*WORK TO COMPLETE*
Where an entry contains an image, leave the image out; restate everything else exactly.

══════

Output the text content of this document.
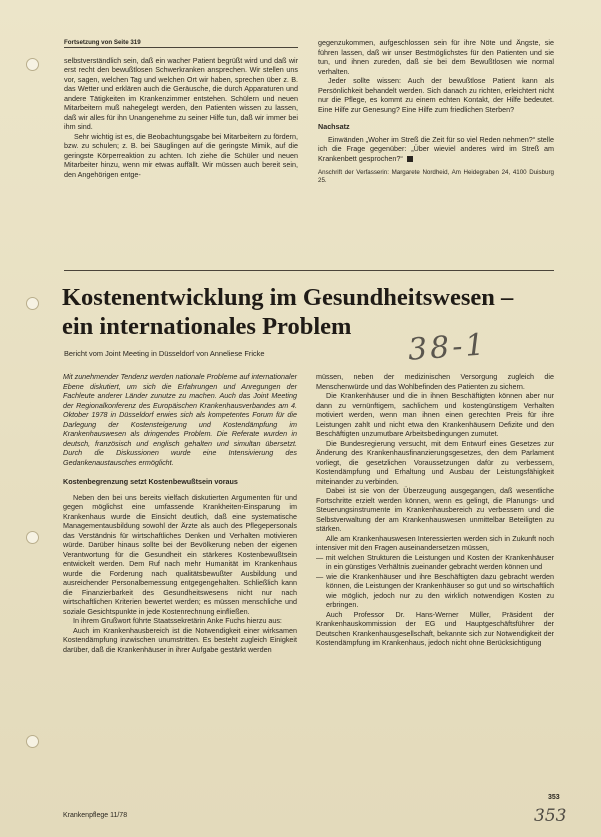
Fortsetzung von Seite 319

selbstverständlich sein, daß ein wacher Patient begrüßt wird und daß wir erst recht den bewußtlosen Schwerkranken ansprechen. Wir stellen uns vor, sagen, welchen Tag und welchen Ort wir haben, sprechen über z. B. das Wetter und erklären auch die Geräusche, die durch Apparaturen und andere Tätigkeiten im Krankenzimmer entstehen. Schülern und neuen Mitarbeitern muß nahegelegt werden, den Patienten wissen zu lassen, daß wir alles für ihn Unangenehme zu seiner Hilfe tun, daß wir immer bei ihm sind.

Sehr wichtig ist es, die Beobachtungsgabe bei Mitarbeitern zu fördern, bzw. zu schulen; z. B. bei Säuglingen auf die geringste Mimik, auf die geringste Körperreaktion zu achten. Ich ziehe die Schüler und neuen Mitarbeiter hinzu, wenn mir etwas auffällt. Wir müssen auch bereit sein, den Angehörigen entge-

gegenzukommen, aufgeschlossen sein für ihre Nöte und Ängste, sie führen lassen, daß wir unser Bestmöglichstes für den Patienten und sie tun, und ihnen zureden, daß sie bei dem Bewußtlosen wie normal verhalten.

Jeder sollte wissen: Auch der bewußtlose Patient kann als Persönlichkeit behandelt werden. Sich danach zu richten, erleichtert nicht nur die Pflege, es kommt zu einem echten Kontakt, der Hilfe bedeutet. Eine Hilfe zur Genesung? Eine Hilfe zum friedlichen Sterben?

Nachsatz

Einwänden „Woher im Streß die Zeit für so viel Reden nehmen?“ stelle ich die Frage gegenüber: „Über wieviel anderes wird im Streß am Krankenbett gesprochen?“

Anschrift der Verfasserin: Margarete Nordheid, Am Heidegraben 24, 4100 Duisburg 25.

Kostenentwicklung im Gesundheitswesen –
ein internationales Problem
Bericht vom Joint Meeting in Düsseldorf von Anneliese Fricke	38-1

Mit zunehmender Tendenz werden nationale Probleme auf internationaler Ebene diskutiert, um sich die Erfahrungen und Anregungen der Fachleute anderer Länder zunutze zu machen. Auch das Joint Meeting der Regionalkonferenz des Europäischen Krankenhausverbandes am 4. Oktober 1978 in Düsseldorf erwies sich als kompetentes Forum für die Darlegung der Kostensteigerung und Kostendämpfung im Krankenhauswesen als dringendes Problem. Die Referate wurden in deutsch, französisch und englisch gehalten und simultan übersetzt. Durch die Diskussionen wurde eine Intensivierung des Gedankenaustausches ermöglicht.

Kostenbegrenzung setzt Kostenbewußtsein voraus

Neben den bei uns bereits vielfach diskutierten Argumenten für und gegen möglichst eine umfassende Krankheiten-Einsparung im Krankenhaus wurde die Einsicht deutlich, daß eine systematische Managementausbildung sowohl der Ärzte als auch des Pflegepersonals das Verständnis für wirtschaftliches Denken und Verhalten motivieren würde. Darüber hinaus sollte bei der Bevölkerung neben der eigenen Verantwortung für die Gesundheit ein stärkeres Kostenbewußtsein entwickelt werden. Dem Ruf nach mehr Humanität im Krankenhaus wurde die Forderung nach qualitätsbewußter Ausbildung und ausreichender Personalbemessung entgegengehalten. Schließlich kann die Finanzierbarkeit des Gesundheitswesens nicht nur nach wirtschaftlichen Kriterien bewertet werden; es müssen menschliche und soziale Gesichtspunkte in jede Kostenrechnung einfließen.

In ihrem Grußwort führte Staatssekretärin Anke Fuchs hierzu aus:

Auch im Krankenhausbereich ist die Notwendigkeit einer wirksamen Kostendämpfung inzwischen unumstritten. Es besteht zugleich Einigkeit darüber, daß die Krankenhäuser in ihrer Aufgabe gestärkt werden

müssen, neben der medizinischen Versorgung zugleich die Menschenwürde und das Wohlbefinden des Patienten zu sichern.

Die Krankenhäuser und die in ihnen Beschäftigten können aber nur dann zu vernünftigem, sachlichem und kostengünstigem Verhalten motiviert werden, wenn man ihnen einen gerechten Preis für ihre Leistungen zahlt und nicht etwa den Krankenhäusern Defizite und den Beschäftigten unzumutbare Arbeitsbedingungen zumutet.

Die Bundesregierung versucht, mit dem Entwurf eines Gesetzes zur Änderung des Krankenhausfinanzierungsgesetzes, den dem Parlament vorliegt, die gesetzlichen Voraussetzungen dafür zu verbessern, Kostendämpfung und Erhaltung und Ausbau der Leistungsfähigkeit miteinander zu verbinden.

Dabei ist sie von der Überzeugung ausgegangen, daß wesentliche Fortschritte erzielt werden können, wenn es gelingt, die Planungs- und Steuerungsinstrumente im Krankenhausbereich zu verbessern und die Selbstverwaltung der am Krankenhauswesen unmittelbar Beteiligten zu stärken.

Alle am Krankenhauswesen Interessierten werden sich in Zukunft noch intensiver mit den Fragen auseinandersetzen müssen,

— mit welchen Strukturen die Leistungen und Kosten der Krankenhäuser in ein günstiges Verhältnis zueinander gebracht werden können und

— wie die Krankenhäuser und ihre Beschäftigten dazu gebracht werden können, die Leistungen der Krankenhäuser so gut und so wirtschaftlich wie möglich, jedoch nur zu den wirklich notwendigen Kosten zu erbringen.

Auch Professor Dr. Hans-Werner Müller, Präsident der Krankenhauskommission der EG und Hauptgeschäftsführer der Deutschen Krankenhausgesellschaft, bekannte sich zur Notwendigkeit der Kostendämpfung im Krankenhaus, jedoch nicht ohne Berücksichtigung

Krankenpflege 11/78
353
353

══════

*ANSWER TO THE PROBLEM*
Output the text content of this document.
Fortsetzung von Seite 319

selbstverständlich sein, daß ein wacher Patient begrüßt wird und daß wir erst recht den bewußtlosen Schwerkranken ansprechen. Wir stellen uns vor, sagen, welchen Tag und welchen Ort wir haben, sprechen über z. B. das Wetter und erklären auch die Geräusche, die durch Apparaturen und andere Tätigkeiten im Krankenzimmer entstehen. Schülern und neuen Mitarbeitern muß nahegelegt werden, den Patienten wissen zu lassen, daß wir alles für ihn Unangenehme zu seiner Hilfe tun, daß wir immer bei ihm sind.

Sehr wichtig ist es, die Beobachtungsgabe bei Mitarbeitern zu fördern, bzw. zu schulen; z. B. bei Säuglingen auf die geringste Mimik, auf die geringste Körperreaktion zu achten. Ich ziehe die Schüler und neuen Mitarbeiter hinzu, wenn mir etwas auffällt. Wir müssen auch bereit sein, den Angehörigen entge-

gegenzukommen, aufgeschlossen sein für ihre Nöte und Ängste, sie führen lassen, daß wir unser Bestmöglichstes für den Patienten und sie tun, und ihnen zureden, daß sie bei dem Bewußtlosen wie normal verhalten.

Jeder sollte wissen: Auch der bewußtlose Patient kann als Persönlichkeit behandelt werden. Sich danach zu richten, erleichtert nicht nur die Pflege, es kommt zu einem echten Kontakt, der Hilfe bedeutet. Eine Hilfe zur Genesung? Eine Hilfe zum friedlichen Sterben?

Nachsatz

Einwänden „Woher im Streß die Zeit für so viel Reden nehmen?“ stelle ich die Frage gegenüber: „Über wieviel anderes wird im Streß am Krankenbett gesprochen?“

Anschrift der Verfasserin: Margarete Nordheid, Am Heidegraben 24, 4100 Duisburg 25.

Kostenentwicklung im Gesundheitswesen –
ein internationales Problem
Bericht vom Joint Meeting in Düsseldorf von Anneliese Fricke	38-1

Mit zunehmender Tendenz werden nationale Probleme auf internationaler Ebene diskutiert, um sich die Erfahrungen und Anregungen der Fachleute anderer Länder zunutze zu machen. Auch das Joint Meeting der Regionalkonferenz des Europäischen Krankenhausverbandes am 4. Oktober 1978 in Düsseldorf erwies sich als kompetentes Forum für die Darlegung der Kostensteigerung und Kostendämpfung im Krankenhauswesen als dringendes Problem. Die Referate wurden in deutsch, französisch und englisch gehalten und simultan übersetzt. Durch die Diskussionen wurde eine Intensivierung des Gedankenaustausches ermöglicht.

Kostenbegrenzung setzt Kostenbewußtsein voraus

Neben den bei uns bereits vielfach diskutierten Argumenten für und gegen möglichst eine umfassende Krankheiten-Einsparung im Krankenhaus wurde die Einsicht deutlich, daß eine systematische Managementausbildung sowohl der Ärzte als auch des Pflegepersonals das Verständnis für wirtschaftliches Denken und Verhalten motivieren würde. Darüber hinaus sollte bei der Bevölkerung neben der eigenen Verantwortung für die Gesundheit ein stärkeres Kostenbewußtsein entwickelt werden. Dem Ruf nach mehr Humanität im Krankenhaus wurde die Forderung nach qualitätsbewußter Ausbildung und ausreichender Personalbemessung entgegengehalten. Schließlich kann die Finanzierbarkeit des Gesundheitswesens nicht nur nach wirtschaftlichen Kriterien bewertet werden; es müssen menschliche und soziale Gesichtspunkte in jede Kostenrechnung einfließen.

In ihrem Grußwort führte Staatssekretärin Anke Fuchs hierzu aus:

Auch im Krankenhausbereich ist die Notwendigkeit einer wirksamen Kostendämpfung inzwischen unumstritten. Es besteht zugleich Einigkeit darüber, daß die Krankenhäuser in ihrer Aufgabe gestärkt werden

müssen, neben der medizinischen Versorgung zugleich die Menschenwürde und das Wohlbefinden des Patienten zu sichern.

Die Krankenhäuser und die in ihnen Beschäftigten können aber nur dann zu vernünftigem, sachlichem und kostengünstigem Verhalten motiviert werden, wenn man ihnen einen gerechten Preis für ihre Leistungen zahlt und nicht etwa den Krankenhäusern Defizite und den Beschäftigten unzumutbare Arbeitsbedingungen zumutet.

Die Bundesregierung versucht, mit dem Entwurf eines Gesetzes zur Änderung des Krankenhausfinanzierungsgesetzes, den dem Parlament vorliegt, die gesetzlichen Voraussetzungen dafür zu verbessern, Kostendämpfung und Erhaltung und Ausbau der Leistungsfähigkeit miteinander zu verbinden.

Dabei ist sie von der Überzeugung ausgegangen, daß wesentliche Fortschritte erzielt werden können, wenn es gelingt, die Planungs- und Steuerungsinstrumente im Krankenhausbereich zu verbessern und die Selbstverwaltung der am Krankenhauswesen unmittelbar Beteiligten zu stärken.

Alle am Krankenhauswesen Interessierten werden sich in Zukunft noch intensiver mit den Fragen auseinandersetzen müssen,

— mit welchen Strukturen die Leistungen und Kosten der Krankenhäuser in ein günstiges Verhältnis zueinander gebracht werden können und

— wie die Krankenhäuser und ihre Beschäftigten dazu gebracht werden können, die Leistungen der Krankenhäuser so gut und so wirtschaftlich wie möglich, jedoch nur zu den wirklich notwendigen Kosten zu erbringen.

Auch Professor Dr. Hans-Werner Müller, Präsident der Krankenhauskommission der EG und Hauptgeschäftsführer der Deutschen Krankenhausgesellschaft, bekannte sich zur Notwendigkeit der Kostendämpfung im Krankenhaus, jedoch nicht ohne Berücksichtigung

Krankenpflege 11/78
353
353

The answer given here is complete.